What you will do:
Track down every line below that holds "this" and copy it.

+ + + + + + +

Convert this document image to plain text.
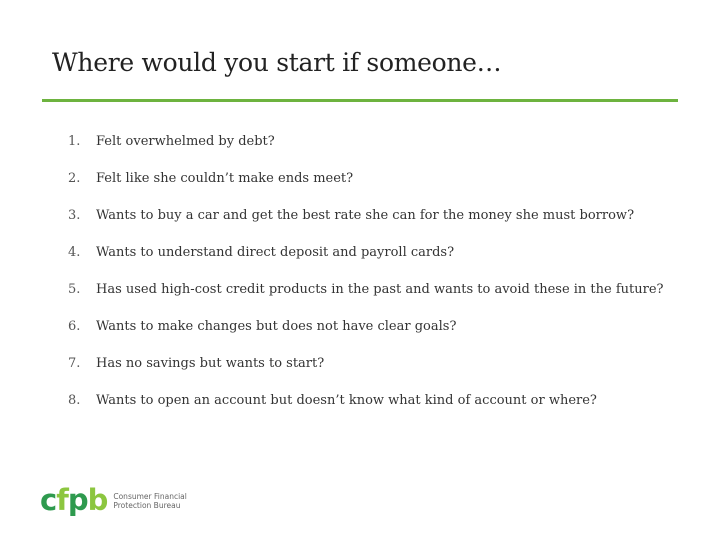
Where would you start if someone…
1.	Felt overwhelmed by debt?
2.	Felt like she couldn’t make ends meet?
3.	Wants to buy a car and get the best rate she can for the money she must borrow?
4.	Wants to understand direct deposit and payroll cards?
5.	Has used high-cost credit products in the past and wants to avoid these in the future?
6.	Wants to make changes but does not have clear goals?
7.	Has no savings but wants to start?
8.	Wants to open an account but doesn’t know what kind of account or where?
cfpb Consumer Financial
Protection Bureau
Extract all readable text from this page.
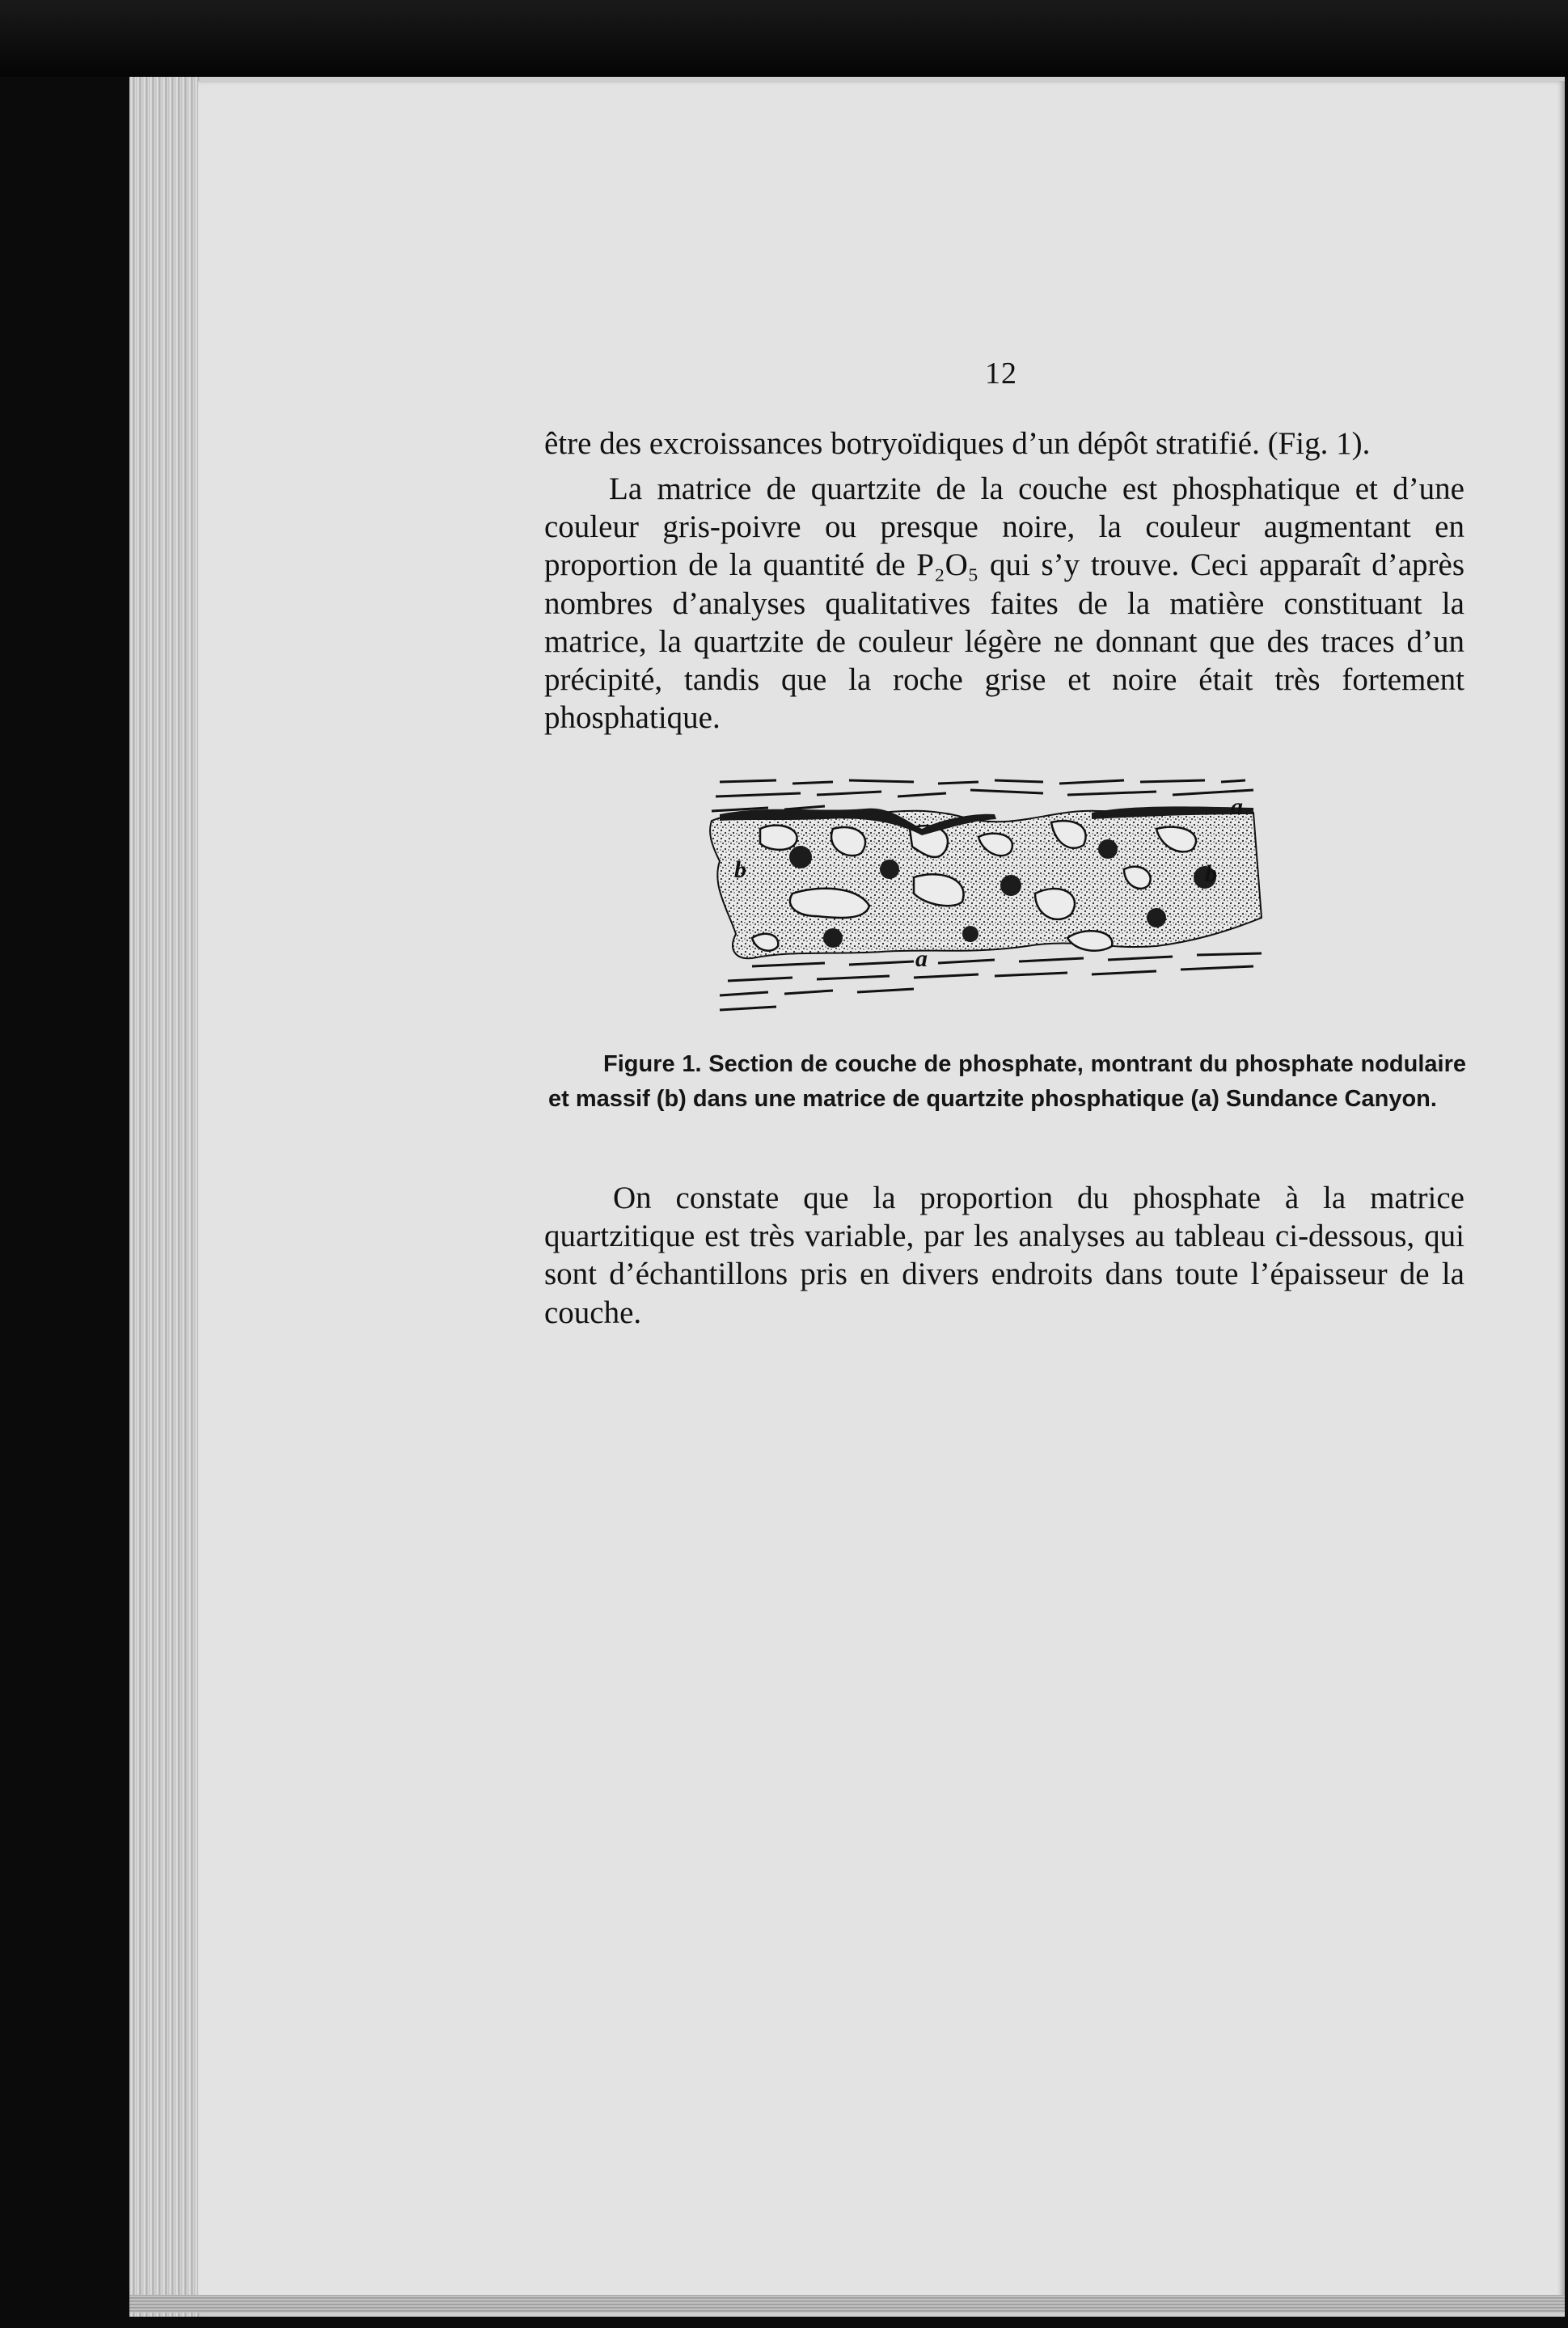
12

être des excroissances botryoïdiques d’un dépôt stratifié. (Fig. 1).

La matrice de quartzite de la couche est phosphatique et d’une couleur gris-poivre ou presque noire, la couleur augmentant en proportion de la quantité de P₂O₅ qui s’y trouve. Ceci apparaît d’après nombres d’analyses qualitatives faites de la matière constituant la matrice, la quartzite de couleur légère ne donnant que des traces d’un précipité, tandis que la roche grise et noire était très fortement phosphatique.

a
b
a
b
Figure 1. Section de couche de phosphate, montrant du phosphate nodulaire et massif (b) dans une matrice de quartzite phosphatique (a) Sundance Canyon.

On constate que la proportion du phosphate à la matrice quartzitique est très variable, par les analyses au tableau ci-dessous, qui sont d’échantillons pris en divers endroits dans toute l’épaisseur de la couche.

+ + + + + + +

Task output:
Convert this document image to plain text.
Extract all readable text from this page.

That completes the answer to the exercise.